• [Exercise brief]: Give back the full material, exactly as it reads.

• [Collected data]:

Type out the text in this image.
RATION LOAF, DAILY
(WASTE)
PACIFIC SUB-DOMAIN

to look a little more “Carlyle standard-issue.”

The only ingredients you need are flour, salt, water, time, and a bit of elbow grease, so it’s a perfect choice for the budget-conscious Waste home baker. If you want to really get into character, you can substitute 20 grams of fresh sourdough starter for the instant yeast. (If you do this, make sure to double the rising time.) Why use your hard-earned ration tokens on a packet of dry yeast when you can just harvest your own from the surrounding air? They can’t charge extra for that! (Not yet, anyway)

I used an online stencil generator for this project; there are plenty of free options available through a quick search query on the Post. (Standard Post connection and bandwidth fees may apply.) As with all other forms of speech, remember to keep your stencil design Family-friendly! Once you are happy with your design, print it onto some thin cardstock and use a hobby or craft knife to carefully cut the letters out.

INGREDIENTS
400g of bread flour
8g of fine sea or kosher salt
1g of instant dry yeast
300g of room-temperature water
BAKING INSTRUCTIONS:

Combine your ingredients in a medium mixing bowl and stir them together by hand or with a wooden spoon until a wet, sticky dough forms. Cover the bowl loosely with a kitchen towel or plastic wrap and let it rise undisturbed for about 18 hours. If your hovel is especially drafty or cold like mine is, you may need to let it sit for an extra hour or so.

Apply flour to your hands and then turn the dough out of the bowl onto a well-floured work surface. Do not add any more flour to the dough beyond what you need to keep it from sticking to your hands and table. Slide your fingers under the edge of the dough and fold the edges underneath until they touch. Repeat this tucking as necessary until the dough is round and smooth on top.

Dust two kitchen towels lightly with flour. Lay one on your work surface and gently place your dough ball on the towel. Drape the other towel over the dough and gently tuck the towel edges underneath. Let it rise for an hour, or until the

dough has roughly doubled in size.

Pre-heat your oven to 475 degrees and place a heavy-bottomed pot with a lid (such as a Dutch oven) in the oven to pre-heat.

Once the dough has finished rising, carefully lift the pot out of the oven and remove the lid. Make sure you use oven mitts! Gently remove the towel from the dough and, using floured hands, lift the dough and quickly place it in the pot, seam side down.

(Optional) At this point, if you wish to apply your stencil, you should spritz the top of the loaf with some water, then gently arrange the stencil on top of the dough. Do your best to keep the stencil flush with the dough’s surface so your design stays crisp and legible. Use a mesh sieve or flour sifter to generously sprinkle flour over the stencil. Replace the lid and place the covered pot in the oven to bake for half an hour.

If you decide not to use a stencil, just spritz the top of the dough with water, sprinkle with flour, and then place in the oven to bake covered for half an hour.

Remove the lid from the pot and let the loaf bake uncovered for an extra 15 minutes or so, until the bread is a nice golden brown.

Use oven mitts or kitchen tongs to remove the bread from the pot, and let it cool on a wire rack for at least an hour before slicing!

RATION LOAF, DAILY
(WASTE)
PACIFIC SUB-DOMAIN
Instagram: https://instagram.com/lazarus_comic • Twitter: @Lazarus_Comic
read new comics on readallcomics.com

• [Solved exercise]:
Type out the text in this image.
RATION LOAF, DAILY
(WASTE)
PACIFIC SUB-DOMAIN

to look a little more “Carlyle standard-issue.”

The only ingredients you need are flour, salt, water, time, and a bit of elbow grease, so it’s a perfect choice for the budget-conscious Waste home baker. If you want to really get into character, you can substitute 20 grams of fresh sourdough starter for the instant yeast. (If you do this, make sure to double the rising time.) Why use your hard-earned ration tokens on a packet of dry yeast when you can just harvest your own from the surrounding air? They can’t charge extra for that! (Not yet, anyway)

I used an online stencil generator for this project; there are plenty of free options available through a quick search query on the Post. (Standard Post connection and bandwidth fees may apply.) As with all other forms of speech, remember to keep your stencil design Family-friendly! Once you are happy with your design, print it onto some thin cardstock and use a hobby or craft knife to carefully cut the letters out.

INGREDIENTS
400g of bread flour
8g of fine sea or kosher salt
1g of instant dry yeast
300g of room-temperature water
BAKING INSTRUCTIONS:

Combine your ingredients in a medium mixing bowl and stir them together by hand or with a wooden spoon until a wet, sticky dough forms. Cover the bowl loosely with a kitchen towel or plastic wrap and let it rise undisturbed for about 18 hours. If your hovel is especially drafty or cold like mine is, you may need to let it sit for an extra hour or so.

Apply flour to your hands and then turn the dough out of the bowl onto a well-floured work surface. Do not add any more flour to the dough beyond what you need to keep it from sticking to your hands and table. Slide your fingers under the edge of the dough and fold the edges underneath until they touch. Repeat this tucking as necessary until the dough is round and smooth on top.

Dust two kitchen towels lightly with flour. Lay one on your work surface and gently place your dough ball on the towel. Drape the other towel over the dough and gently tuck the towel edges underneath. Let it rise for an hour, or until the

dough has roughly doubled in size.

Pre-heat your oven to 475 degrees and place a heavy-bottomed pot with a lid (such as a Dutch oven) in the oven to pre-heat.

Once the dough has finished rising, carefully lift the pot out of the oven and remove the lid. Make sure you use oven mitts! Gently remove the towel from the dough and, using floured hands, lift the dough and quickly place it in the pot, seam side down.

(Optional) At this point, if you wish to apply your stencil, you should spritz the top of the loaf with some water, then gently arrange the stencil on top of the dough. Do your best to keep the stencil flush with the dough’s surface so your design stays crisp and legible. Use a mesh sieve or flour sifter to generously sprinkle flour over the stencil. Replace the lid and place the covered pot in the oven to bake for half an hour.

If you decide not to use a stencil, just spritz the top of the dough with water, sprinkle with flour, and then place in the oven to bake covered for half an hour.

Remove the lid from the pot and let the loaf bake uncovered for an extra 15 minutes or so, until the bread is a nice golden brown.

Use oven mitts or kitchen tongs to remove the bread from the pot, and let it cool on a wire rack for at least an hour before slicing!

RATION LOAF, DAILY
(WASTE)
PACIFIC SUB-DOMAIN
Instagram: https://instagram.com/lazarus_comic • Twitter: @Lazarus_Comic
read new comics on readallcomics.com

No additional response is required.